### EXERCISE AIM
Repeat each entry as written and leave the images out of the copy.

══════════

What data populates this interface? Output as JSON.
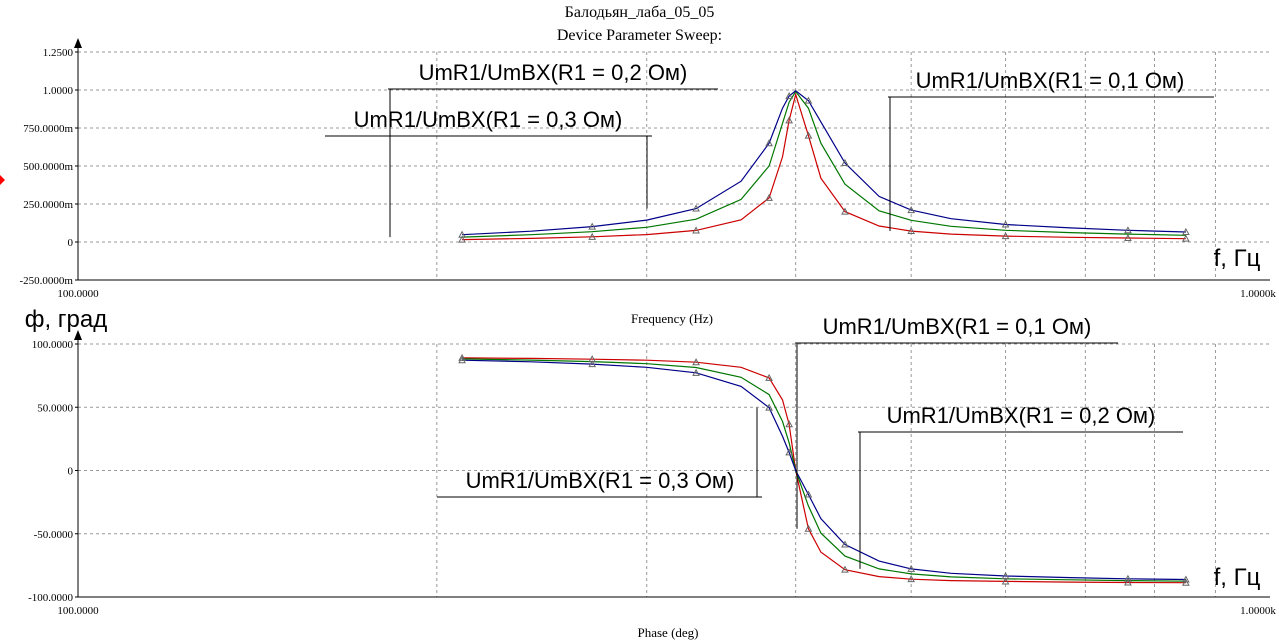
{
  "title": "Балодьян_лаба_05_05",
  "subtitle": "Device Parameter Sweep:",
  "colors": {
    "r1_0_1": "#cc0000",
    "r1_0_2": "#007700",
    "r1_0_3": "#000088",
    "grid": "#999999",
    "axis": "#000000",
    "marker": "#666666"
  },
  "chart_data": [
    {
      "type": "line",
      "xscale": "log",
      "xlim": [
        100,
        1000
      ],
      "ylim": [
        -0.25,
        1.25
      ],
      "x_tick_labels": [
        "100.0000",
        "1.0000k"
      ],
      "y_ticks": [
        -0.25,
        0,
        0.25,
        0.5,
        0.75,
        1.0,
        1.25
      ],
      "y_tick_labels": [
        "-250.0000m",
        "0",
        "250.0000m",
        "500.0000m",
        "750.0000m",
        "1.0000",
        "1.2500"
      ],
      "xlabel": "Frequency (Hz)",
      "unit_label": "f, Гц",
      "grid": true,
      "x": [
        210,
        240,
        270,
        300,
        330,
        360,
        380,
        390,
        395,
        400,
        410,
        420,
        440,
        470,
        500,
        540,
        600,
        680,
        760,
        850
      ],
      "series": [
        {
          "name": "UmR1/UmBX(R1 = 0,1 Ом)",
          "color": "#cc0000",
          "values": [
            0.016,
            0.024,
            0.034,
            0.049,
            0.076,
            0.146,
            0.29,
            0.56,
            0.8,
            0.97,
            0.7,
            0.42,
            0.2,
            0.105,
            0.072,
            0.052,
            0.039,
            0.031,
            0.026,
            0.022
          ]
        },
        {
          "name": "UmR1/UmBX(R1 = 0,2 Ом)",
          "color": "#007700",
          "values": [
            0.032,
            0.048,
            0.068,
            0.097,
            0.15,
            0.28,
            0.5,
            0.78,
            0.92,
            0.99,
            0.88,
            0.65,
            0.38,
            0.205,
            0.143,
            0.103,
            0.077,
            0.062,
            0.052,
            0.044
          ]
        },
        {
          "name": "UmR1/UmBX(R1 = 0,3 Ом)",
          "color": "#000088",
          "values": [
            0.048,
            0.071,
            0.101,
            0.144,
            0.22,
            0.4,
            0.65,
            0.88,
            0.96,
            0.995,
            0.93,
            0.79,
            0.52,
            0.3,
            0.21,
            0.153,
            0.115,
            0.093,
            0.077,
            0.066
          ]
        }
      ],
      "annotations": [
        {
          "text": "UmR1/UmBX(R1 = 0,1 Ом)",
          "series": 0
        },
        {
          "text": "UmR1/UmBX(R1 = 0,2 Ом)",
          "series": 1
        },
        {
          "text": "UmR1/UmBX(R1 = 0,3 Ом)",
          "series": 2
        }
      ]
    },
    {
      "type": "line",
      "xscale": "log",
      "xlim": [
        100,
        1000
      ],
      "ylim": [
        -100,
        100
      ],
      "x_tick_labels": [
        "100.0000",
        "1.0000k"
      ],
      "y_ticks": [
        -100,
        -50,
        0,
        50,
        100
      ],
      "y_tick_labels": [
        "-100.0000",
        "-50.0000",
        "0",
        "50.0000",
        "100.0000"
      ],
      "xlabel": "Phase (deg)",
      "unit_label": "f, Гц",
      "ylabel": "ф, град",
      "grid": true,
      "x": [
        210,
        240,
        270,
        300,
        330,
        360,
        380,
        390,
        395,
        400,
        410,
        420,
        440,
        470,
        500,
        540,
        600,
        680,
        760,
        850
      ],
      "series": [
        {
          "name": "UmR1/UmBX(R1 = 0,1 Ом)",
          "color": "#cc0000",
          "values": [
            89.0,
            88.6,
            88.0,
            87.2,
            85.6,
            81.6,
            73.2,
            55.8,
            36.6,
            0,
            -46.0,
            -64.5,
            -78.4,
            -83.9,
            -85.9,
            -87.0,
            -87.7,
            -88.2,
            -88.5,
            -88.7
          ]
        },
        {
          "name": "UmR1/UmBX(R1 = 0,2 Ом)",
          "color": "#007700",
          "values": [
            88.2,
            87.3,
            86.1,
            84.4,
            81.4,
            73.7,
            60.0,
            38.8,
            22.0,
            0,
            -28.0,
            -49.5,
            -67.7,
            -77.8,
            -81.7,
            -84.1,
            -85.6,
            -86.4,
            -87.0,
            -87.5
          ]
        },
        {
          "name": "UmR1/UmBX(R1 = 0,3 Ом)",
          "color": "#000088",
          "values": [
            87.2,
            85.9,
            84.1,
            81.6,
            77.2,
            66.5,
            49.7,
            27.0,
            14.3,
            0,
            -19.0,
            -38.0,
            -58.5,
            -71.6,
            -77.8,
            -81.3,
            -83.4,
            -84.7,
            -85.6,
            -86.2
          ]
        }
      ],
      "annotations": [
        {
          "text": "UmR1/UmBX(R1 = 0,1 Ом)",
          "series": 0
        },
        {
          "text": "UmR1/UmBX(R1 = 0,2 Ом)",
          "series": 1
        },
        {
          "text": "UmR1/UmBX(R1 = 0,3 Ом)",
          "series": 2
        }
      ]
    }
  ]
}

══════════

### RESULT
What data populates this interface? Output as JSON.
{
  "title": "Балодьян_лаба_05_05",
  "subtitle": "Device Parameter Sweep:",
  "colors": {
    "r1_0_1": "#cc0000",
    "r1_0_2": "#007700",
    "r1_0_3": "#000088",
    "grid": "#999999",
    "axis": "#000000",
    "marker": "#666666"
  },
  "chart_data": [
    {
      "type": "line",
      "xscale": "log",
      "xlim": [
        100,
        1000
      ],
      "ylim": [
        -0.25,
        1.25
      ],
      "x_tick_labels": [
        "100.0000",
        "1.0000k"
      ],
      "y_ticks": [
        -0.25,
        0,
        0.25,
        0.5,
        0.75,
        1.0,
        1.25
      ],
      "y_tick_labels": [
        "-250.0000m",
        "0",
        "250.0000m",
        "500.0000m",
        "750.0000m",
        "1.0000",
        "1.2500"
      ],
      "xlabel": "Frequency (Hz)",
      "unit_label": "f, Гц",
      "grid": true,
      "x": [
        210,
        240,
        270,
        300,
        330,
        360,
        380,
        390,
        395,
        400,
        410,
        420,
        440,
        470,
        500,
        540,
        600,
        680,
        760,
        850
      ],
      "series": [
        {
          "name": "UmR1/UmBX(R1 = 0,1 Ом)",
          "color": "#cc0000",
          "values": [
            0.016,
            0.024,
            0.034,
            0.049,
            0.076,
            0.146,
            0.29,
            0.56,
            0.8,
            0.97,
            0.7,
            0.42,
            0.2,
            0.105,
            0.072,
            0.052,
            0.039,
            0.031,
            0.026,
            0.022
          ]
        },
        {
          "name": "UmR1/UmBX(R1 = 0,2 Ом)",
          "color": "#007700",
          "values": [
            0.032,
            0.048,
            0.068,
            0.097,
            0.15,
            0.28,
            0.5,
            0.78,
            0.92,
            0.99,
            0.88,
            0.65,
            0.38,
            0.205,
            0.143,
            0.103,
            0.077,
            0.062,
            0.052,
            0.044
          ]
        },
        {
          "name": "UmR1/UmBX(R1 = 0,3 Ом)",
          "color": "#000088",
          "values": [
            0.048,
            0.071,
            0.101,
            0.144,
            0.22,
            0.4,
            0.65,
            0.88,
            0.96,
            0.995,
            0.93,
            0.79,
            0.52,
            0.3,
            0.21,
            0.153,
            0.115,
            0.093,
            0.077,
            0.066
          ]
        }
      ],
      "annotations": [
        {
          "text": "UmR1/UmBX(R1 = 0,1 Ом)",
          "series": 0
        },
        {
          "text": "UmR1/UmBX(R1 = 0,2 Ом)",
          "series": 1
        },
        {
          "text": "UmR1/UmBX(R1 = 0,3 Ом)",
          "series": 2
        }
      ]
    },
    {
      "type": "line",
      "xscale": "log",
      "xlim": [
        100,
        1000
      ],
      "ylim": [
        -100,
        100
      ],
      "x_tick_labels": [
        "100.0000",
        "1.0000k"
      ],
      "y_ticks": [
        -100,
        -50,
        0,
        50,
        100
      ],
      "y_tick_labels": [
        "-100.0000",
        "-50.0000",
        "0",
        "50.0000",
        "100.0000"
      ],
      "xlabel": "Phase (deg)",
      "unit_label": "f, Гц",
      "ylabel": "ф, град",
      "grid": true,
      "x": [
        210,
        240,
        270,
        300,
        330,
        360,
        380,
        390,
        395,
        400,
        410,
        420,
        440,
        470,
        500,
        540,
        600,
        680,
        760,
        850
      ],
      "series": [
        {
          "name": "UmR1/UmBX(R1 = 0,1 Ом)",
          "color": "#cc0000",
          "values": [
            89.0,
            88.6,
            88.0,
            87.2,
            85.6,
            81.6,
            73.2,
            55.8,
            36.6,
            0,
            -46.0,
            -64.5,
            -78.4,
            -83.9,
            -85.9,
            -87.0,
            -87.7,
            -88.2,
            -88.5,
            -88.7
          ]
        },
        {
          "name": "UmR1/UmBX(R1 = 0,2 Ом)",
          "color": "#007700",
          "values": [
            88.2,
            87.3,
            86.1,
            84.4,
            81.4,
            73.7,
            60.0,
            38.8,
            22.0,
            0,
            -28.0,
            -49.5,
            -67.7,
            -77.8,
            -81.7,
            -84.1,
            -85.6,
            -86.4,
            -87.0,
            -87.5
          ]
        },
        {
          "name": "UmR1/UmBX(R1 = 0,3 Ом)",
          "color": "#000088",
          "values": [
            87.2,
            85.9,
            84.1,
            81.6,
            77.2,
            66.5,
            49.7,
            27.0,
            14.3,
            0,
            -19.0,
            -38.0,
            -58.5,
            -71.6,
            -77.8,
            -81.3,
            -83.4,
            -84.7,
            -85.6,
            -86.2
          ]
        }
      ],
      "annotations": [
        {
          "text": "UmR1/UmBX(R1 = 0,1 Ом)",
          "series": 0
        },
        {
          "text": "UmR1/UmBX(R1 = 0,2 Ом)",
          "series": 1
        },
        {
          "text": "UmR1/UmBX(R1 = 0,3 Ом)",
          "series": 2
        }
      ]
    }
  ]
}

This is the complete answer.